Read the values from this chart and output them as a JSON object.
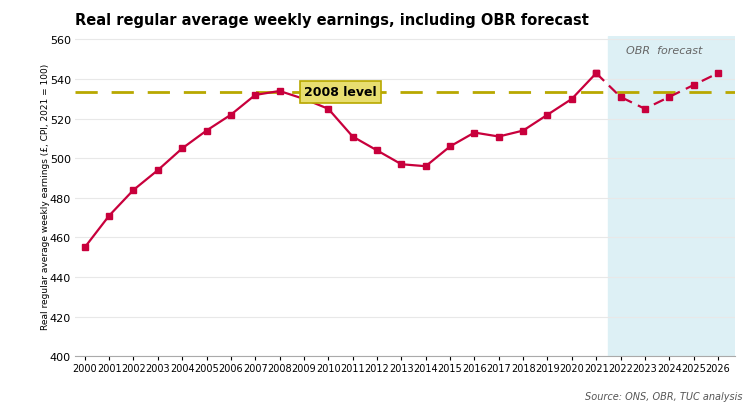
{
  "title": "Real regular average weekly earnings, including OBR forecast",
  "ylabel": "Real regular average weekly earnings (£, CPI, 2021 = 100)",
  "source": "Source: ONS, OBR, TUC analysis",
  "obr_label": "OBR  forecast",
  "level_label": "2008 level",
  "level_value": 533.5,
  "ylim": [
    400,
    562
  ],
  "yticks": [
    400,
    420,
    440,
    460,
    480,
    500,
    520,
    540,
    560
  ],
  "actual_years": [
    2000,
    2001,
    2002,
    2003,
    2004,
    2005,
    2006,
    2007,
    2008,
    2009,
    2010,
    2011,
    2012,
    2013,
    2014,
    2015,
    2016,
    2017,
    2018,
    2019,
    2020,
    2021
  ],
  "actual_values": [
    455,
    471,
    484,
    494,
    505,
    514,
    522,
    532,
    534,
    530,
    525,
    511,
    504,
    497,
    496,
    506,
    513,
    511,
    514,
    522,
    530,
    543
  ],
  "forecast_years": [
    2021,
    2022,
    2023,
    2024,
    2025,
    2026
  ],
  "forecast_values": [
    543,
    531,
    525,
    531,
    537,
    543
  ],
  "line_color": "#c8003c",
  "marker_color": "#c8003c",
  "forecast_bg": "#ddf0f5",
  "dashed_color": "#b8a800",
  "bg_color": "#ffffff",
  "plot_bg": "#ffffff",
  "grid_color": "#e8e8e8"
}
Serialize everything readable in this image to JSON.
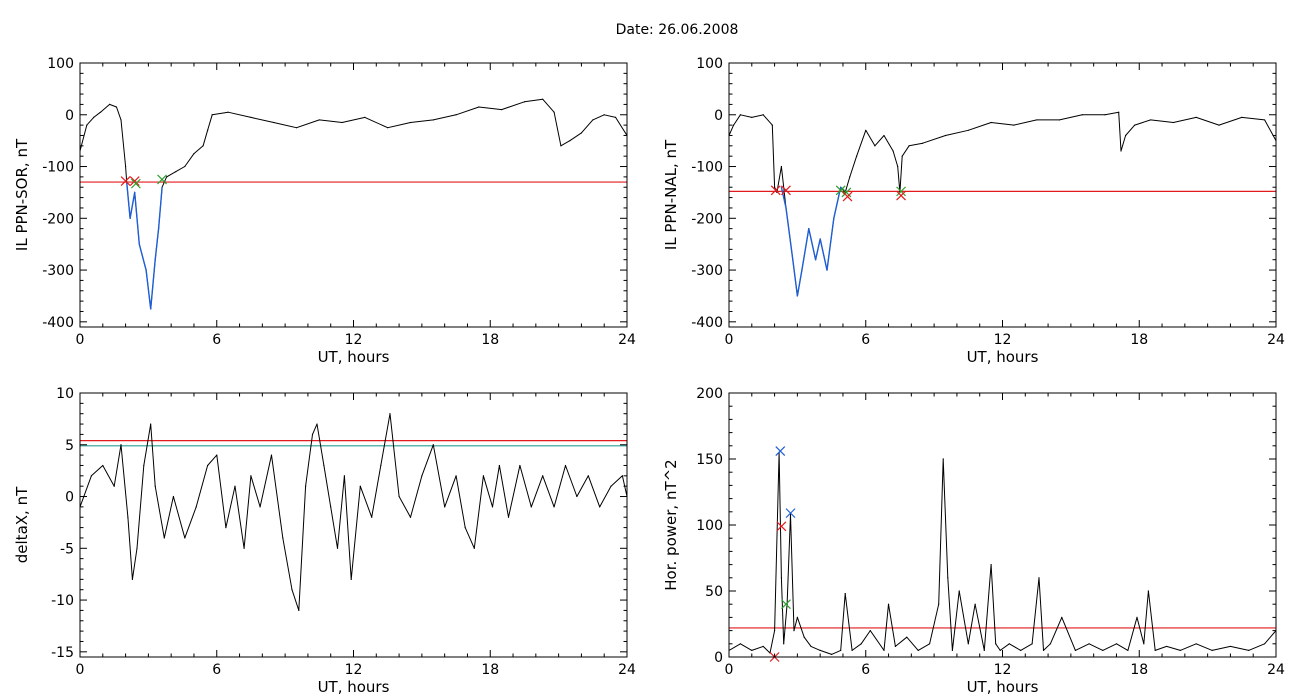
{
  "title": "Date:  26.06.2008",
  "colors": {
    "frame": "#000000",
    "threshold_red": "#e31a1c",
    "threshold_cyan": "#2a9d8f",
    "event_blue": "#1f5fd6",
    "mark_green": "#2ca02c"
  },
  "chart_data": [
    {
      "id": "sor",
      "type": "line",
      "xlabel": "UT, hours",
      "ylabel": "IL PPN-SOR, nT",
      "xlim": [
        0,
        24
      ],
      "ylim": [
        -410,
        100
      ],
      "xticks": [
        0,
        6,
        12,
        18,
        24
      ],
      "yticks": [
        100,
        0,
        -100,
        -200,
        -300,
        -400
      ],
      "grid": false,
      "series": [
        {
          "color": "#000000",
          "x": [
            0,
            0.3,
            0.6,
            0.9,
            1.3,
            1.6,
            1.8,
            2.0,
            2.05,
            2.2,
            2.4,
            2.6,
            2.9,
            3.1,
            3.3,
            3.45,
            3.6,
            3.8,
            4.2,
            4.6,
            5.0,
            5.4,
            5.6,
            5.8,
            6.5,
            7.5,
            8.5,
            9.5,
            10.5,
            11.5,
            12.5,
            13.5,
            14.5,
            15.5,
            16.5,
            17.5,
            18.5,
            19.5,
            20.3,
            20.8,
            21.1,
            21.5,
            22.0,
            22.5,
            23.0,
            23.5,
            24
          ],
          "y": [
            -70,
            -20,
            -5,
            5,
            20,
            15,
            -10,
            -100,
            -130,
            -200,
            -150,
            -250,
            -300,
            -375,
            -280,
            -220,
            -140,
            -120,
            -110,
            -100,
            -75,
            -60,
            -30,
            0,
            5,
            -5,
            -15,
            -25,
            -10,
            -15,
            -5,
            -25,
            -15,
            -10,
            0,
            15,
            10,
            25,
            30,
            5,
            -60,
            -50,
            -35,
            -10,
            0,
            -5,
            -40
          ]
        },
        {
          "color": "#1f5fd6",
          "x": [
            2.05,
            2.2,
            2.4,
            2.6,
            2.9,
            3.1,
            3.3,
            3.45,
            3.6
          ],
          "y": [
            -130,
            -200,
            -150,
            -250,
            -300,
            -375,
            -280,
            -220,
            -140
          ]
        }
      ],
      "thresholds": [
        {
          "y": -130,
          "color": "#e31a1c"
        }
      ],
      "markers": [
        {
          "x": 2.0,
          "y": -128,
          "color": "#e31a1c"
        },
        {
          "x": 2.4,
          "y": -128,
          "color": "#e31a1c"
        },
        {
          "x": 2.45,
          "y": -133,
          "color": "#2ca02c"
        },
        {
          "x": 3.6,
          "y": -125,
          "color": "#2ca02c"
        }
      ]
    },
    {
      "id": "nal",
      "type": "line",
      "xlabel": "UT, hours",
      "ylabel": "IL PPN-NAL, nT",
      "xlim": [
        0,
        24
      ],
      "ylim": [
        -410,
        100
      ],
      "xticks": [
        0,
        6,
        12,
        18,
        24
      ],
      "yticks": [
        100,
        0,
        -100,
        -200,
        -300,
        -400
      ],
      "grid": false,
      "series": [
        {
          "color": "#000000",
          "x": [
            0,
            0.2,
            0.5,
            1.0,
            1.5,
            1.9,
            2.0,
            2.1,
            2.3,
            2.5,
            2.8,
            3.0,
            3.2,
            3.5,
            3.8,
            4.0,
            4.3,
            4.6,
            4.9,
            5.1,
            5.3,
            5.6,
            6.0,
            6.4,
            6.8,
            7.2,
            7.4,
            7.5,
            7.6,
            7.9,
            8.5,
            9.5,
            10.5,
            11.5,
            12.5,
            13.5,
            14.5,
            15.5,
            16.5,
            17.1,
            17.2,
            17.4,
            17.8,
            18.5,
            19.5,
            20.5,
            21.5,
            22.5,
            23.5,
            24
          ],
          "y": [
            -40,
            -20,
            0,
            -5,
            0,
            -20,
            -140,
            -150,
            -100,
            -180,
            -280,
            -350,
            -300,
            -220,
            -280,
            -240,
            -300,
            -200,
            -140,
            -150,
            -120,
            -80,
            -30,
            -60,
            -40,
            -70,
            -100,
            -150,
            -80,
            -60,
            -55,
            -40,
            -30,
            -15,
            -20,
            -10,
            -10,
            0,
            0,
            5,
            -70,
            -40,
            -20,
            -10,
            -15,
            -5,
            -20,
            -5,
            -10,
            -50
          ]
        },
        {
          "color": "#1f5fd6",
          "x": [
            2.3,
            2.5,
            2.8,
            3.0,
            3.2,
            3.5,
            3.8,
            4.0,
            4.3,
            4.6,
            4.9
          ],
          "y": [
            -140,
            -180,
            -280,
            -350,
            -300,
            -220,
            -280,
            -240,
            -300,
            -200,
            -140
          ]
        }
      ],
      "thresholds": [
        {
          "y": -148,
          "color": "#e31a1c"
        }
      ],
      "markers": [
        {
          "x": 2.05,
          "y": -146,
          "color": "#e31a1c"
        },
        {
          "x": 2.5,
          "y": -146,
          "color": "#e31a1c"
        },
        {
          "x": 4.9,
          "y": -146,
          "color": "#2ca02c"
        },
        {
          "x": 5.15,
          "y": -150,
          "color": "#2ca02c"
        },
        {
          "x": 5.2,
          "y": -158,
          "color": "#e31a1c"
        },
        {
          "x": 7.55,
          "y": -148,
          "color": "#2ca02c"
        },
        {
          "x": 7.55,
          "y": -156,
          "color": "#e31a1c"
        }
      ]
    },
    {
      "id": "deltax",
      "type": "line",
      "xlabel": "UT, hours",
      "ylabel": "deltaX, nT",
      "xlim": [
        0,
        24
      ],
      "ylim": [
        -15.5,
        10
      ],
      "xticks": [
        0,
        6,
        12,
        18,
        24
      ],
      "yticks": [
        10,
        5,
        0,
        -5,
        -10,
        -15
      ],
      "grid": false,
      "series": [
        {
          "color": "#000000",
          "x": [
            0,
            0.5,
            1.0,
            1.5,
            1.8,
            2.1,
            2.3,
            2.5,
            2.8,
            3.1,
            3.3,
            3.7,
            4.1,
            4.6,
            5.1,
            5.6,
            6.0,
            6.4,
            6.8,
            7.2,
            7.5,
            7.9,
            8.4,
            8.9,
            9.3,
            9.6,
            9.9,
            10.2,
            10.4,
            10.7,
            11.0,
            11.3,
            11.6,
            11.9,
            12.3,
            12.8,
            13.2,
            13.6,
            14.0,
            14.5,
            15.0,
            15.5,
            16.0,
            16.5,
            16.9,
            17.3,
            17.7,
            18.1,
            18.4,
            18.8,
            19.3,
            19.8,
            20.3,
            20.8,
            21.3,
            21.8,
            22.3,
            22.8,
            23.3,
            23.8,
            24
          ],
          "y": [
            -1,
            2,
            3,
            1,
            5,
            -2,
            -8,
            -5,
            3,
            7,
            1,
            -4,
            0,
            -4,
            -1,
            3,
            4,
            -3,
            1,
            -5,
            2,
            -1,
            4,
            -4,
            -9,
            -11,
            1,
            6,
            7,
            3,
            -1,
            -5,
            2,
            -8,
            1,
            -2,
            3,
            8,
            0,
            -2,
            2,
            5,
            -1,
            2,
            -3,
            -5,
            2,
            -1,
            3,
            -2,
            3,
            -1,
            2,
            -1,
            3,
            0,
            2,
            -1,
            1,
            2,
            0
          ]
        }
      ],
      "thresholds": [
        {
          "y": 5.4,
          "color": "#e31a1c"
        },
        {
          "y": 4.9,
          "color": "#2a9d8f"
        }
      ],
      "markers": []
    },
    {
      "id": "power",
      "type": "line",
      "xlabel": "UT, hours",
      "ylabel": "Hor. power, nT^2",
      "xlim": [
        0,
        24
      ],
      "ylim": [
        0,
        200
      ],
      "xticks": [
        0,
        6,
        12,
        18,
        24
      ],
      "yticks": [
        200,
        150,
        100,
        50,
        0
      ],
      "grid": false,
      "series": [
        {
          "color": "#000000",
          "x": [
            0,
            0.5,
            1.0,
            1.5,
            1.8,
            2.0,
            2.2,
            2.3,
            2.4,
            2.55,
            2.7,
            2.85,
            3.0,
            3.3,
            3.6,
            4.0,
            4.5,
            4.9,
            5.1,
            5.4,
            5.8,
            6.2,
            6.8,
            7.0,
            7.3,
            7.8,
            8.3,
            8.8,
            9.2,
            9.4,
            9.6,
            9.8,
            10.1,
            10.5,
            10.8,
            11.2,
            11.5,
            11.7,
            11.9,
            12.3,
            12.8,
            13.3,
            13.6,
            13.8,
            14.1,
            14.6,
            15.2,
            15.8,
            16.4,
            17.0,
            17.5,
            17.9,
            18.2,
            18.4,
            18.7,
            19.2,
            19.8,
            20.5,
            21.2,
            22.0,
            22.8,
            23.5,
            24
          ],
          "y": [
            5,
            10,
            5,
            8,
            3,
            20,
            155,
            60,
            10,
            40,
            108,
            20,
            30,
            15,
            8,
            5,
            2,
            5,
            48,
            5,
            10,
            20,
            5,
            40,
            8,
            15,
            5,
            10,
            40,
            150,
            60,
            5,
            50,
            10,
            40,
            5,
            70,
            10,
            5,
            10,
            5,
            10,
            60,
            5,
            10,
            30,
            5,
            10,
            5,
            10,
            5,
            30,
            10,
            50,
            5,
            8,
            5,
            10,
            5,
            8,
            5,
            10,
            20
          ]
        }
      ],
      "thresholds": [
        {
          "y": 22,
          "color": "#e31a1c"
        }
      ],
      "markers": [
        {
          "x": 2.25,
          "y": 156,
          "color": "#1f5fd6"
        },
        {
          "x": 2.7,
          "y": 109,
          "color": "#1f5fd6"
        },
        {
          "x": 2.3,
          "y": 99,
          "color": "#e31a1c"
        },
        {
          "x": 2.5,
          "y": 40,
          "color": "#2ca02c"
        },
        {
          "x": 2.0,
          "y": 0,
          "color": "#e31a1c"
        }
      ]
    }
  ]
}
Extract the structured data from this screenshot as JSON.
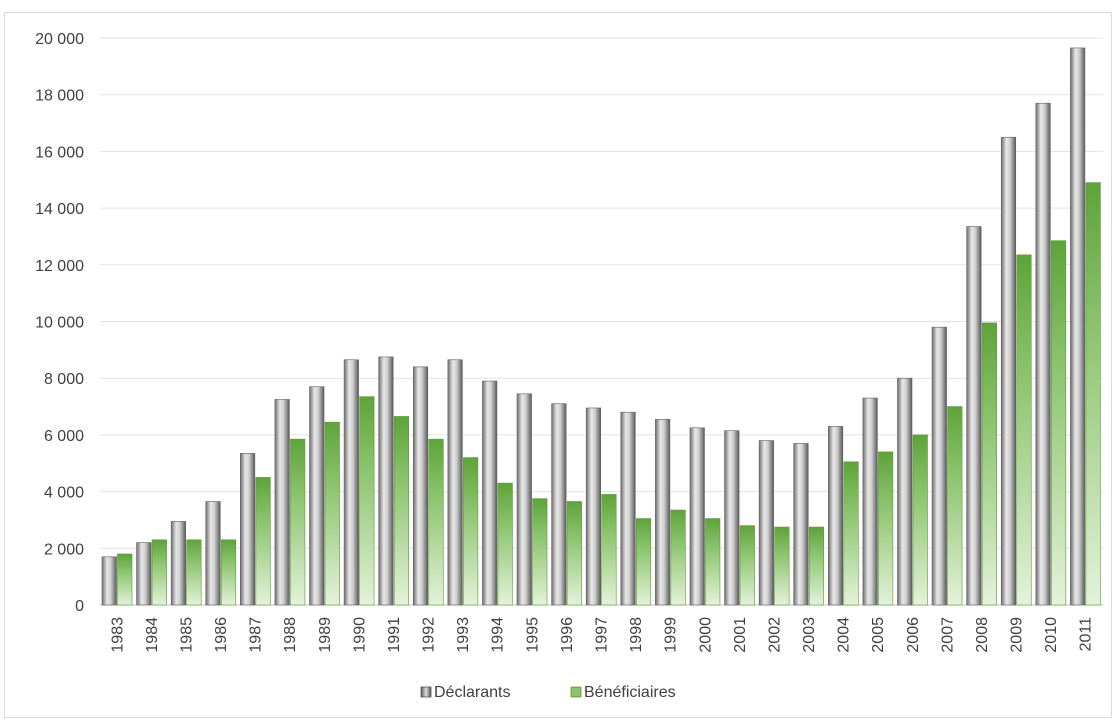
{
  "chart_data": {
    "type": "bar",
    "title": "",
    "xlabel": "",
    "ylabel": "",
    "ylim": [
      0,
      20000
    ],
    "yticks": [
      0,
      2000,
      4000,
      6000,
      8000,
      10000,
      12000,
      14000,
      16000,
      18000,
      20000
    ],
    "ytick_labels": [
      "0",
      "2 000",
      "4 000",
      "6 000",
      "8 000",
      "10 000",
      "12 000",
      "14 000",
      "16 000",
      "18 000",
      "20 000"
    ],
    "grid": true,
    "legend_position": "bottom",
    "categories": [
      "1983",
      "1984",
      "1985",
      "1986",
      "1987",
      "1988",
      "1989",
      "1990",
      "1991",
      "1992",
      "1993",
      "1994",
      "1995",
      "1996",
      "1997",
      "1998",
      "1999",
      "2000",
      "2001",
      "2002",
      "2003",
      "2004",
      "2005",
      "2006",
      "2007",
      "2008",
      "2009",
      "2010",
      "2011"
    ],
    "series": [
      {
        "name": "Déclarants",
        "color": "#9a9a9a",
        "values": [
          1700,
          2200,
          2950,
          3650,
          5350,
          7250,
          7700,
          8650,
          8750,
          8400,
          8650,
          7900,
          7450,
          7100,
          6950,
          6800,
          6550,
          6250,
          6150,
          5800,
          5700,
          6300,
          7300,
          8000,
          9800,
          13350,
          16500,
          17700,
          19650
        ]
      },
      {
        "name": "Bénéficiaires",
        "color": "#70ad47",
        "values": [
          1800,
          2300,
          2300,
          2300,
          4500,
          5850,
          6450,
          7350,
          6650,
          5850,
          5200,
          4300,
          3750,
          3650,
          3900,
          3050,
          3350,
          3050,
          2800,
          2750,
          2750,
          5050,
          5400,
          6000,
          7000,
          9950,
          12350,
          12850,
          14900
        ]
      }
    ]
  }
}
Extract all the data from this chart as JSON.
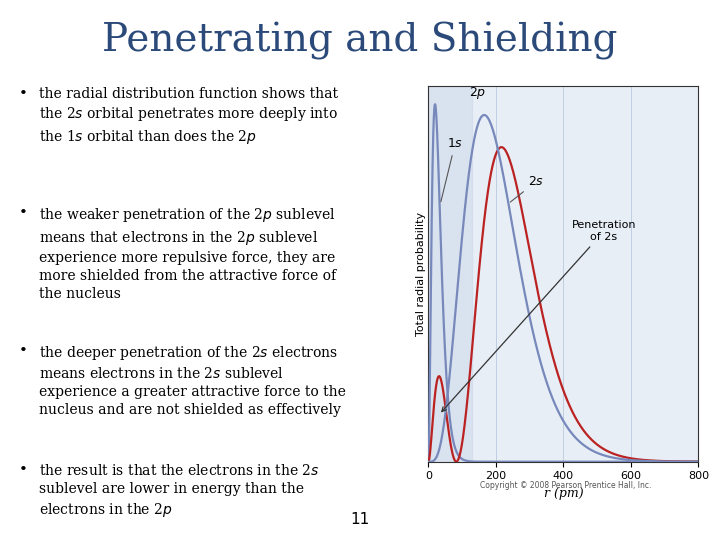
{
  "title": "Penetrating and Shielding",
  "title_color": "#2B4A7A",
  "title_fontsize": 28,
  "background_color": "#FFFFFF",
  "bullet_texts": [
    "the radial distribution function shows that\nthe 2$s$ orbital penetrates more deeply into\nthe 1$s$ orbital than does the 2$p$",
    "the weaker penetration of the 2$p$ sublevel\nmeans that electrons in the 2$p$ sublevel\nexperience more repulsive force, they are\nmore shielded from the attractive force of\nthe nucleus",
    "the deeper penetration of the 2$s$ electrons\nmeans electrons in the 2$s$ sublevel\nexperience a greater attractive force to the\nnucleus and are not shielded as effectively",
    "the result is that the electrons in the 2$s$\nsublevel are lower in energy than the\nelectrons in the 2$p$"
  ],
  "page_number": "11",
  "chart_xlim": [
    0,
    800
  ],
  "chart_xlabel": "r (pm)",
  "chart_ylabel": "Total radial probability",
  "chart_xticks": [
    0,
    200,
    400,
    600,
    800
  ],
  "chart_bg_color": "#E8EEF6",
  "chart_shade_color": "#C8D4E8",
  "chart_grid_color": "#B8C8DC",
  "curve_1s_color": "#7788BB",
  "curve_2s_color": "#BB2222",
  "curve_2p_color": "#7788BB",
  "copyright": "Copyright © 2008 Pearson Prentice Hall, Inc.",
  "annotation_penetration": "Penetration\nof 2s",
  "label_1s": "1$s$",
  "label_2p": "2$p$",
  "label_2s": "2$s$"
}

========================================================================

◆ PROBLEM ◆
Only lines with the string "that" belong in your answer; copy each one.

◆ PROBLEM SOLUTION ◆
    "the radial distribution function shows that\nthe 2$s$ orbital penetrates more deeply into\nthe 1$s$ orbital than does the 2$p$",
    "the weaker penetration of the 2$p$ sublevel\nmeans that electrons in the 2$p$ sublevel\nexperience more repulsive force, they are\nmore shielded from the attractive force of\nthe nucleus",
    "the result is that the electrons in the 2$s$\nsublevel are lower in energy than the\nelectrons in the 2$p$"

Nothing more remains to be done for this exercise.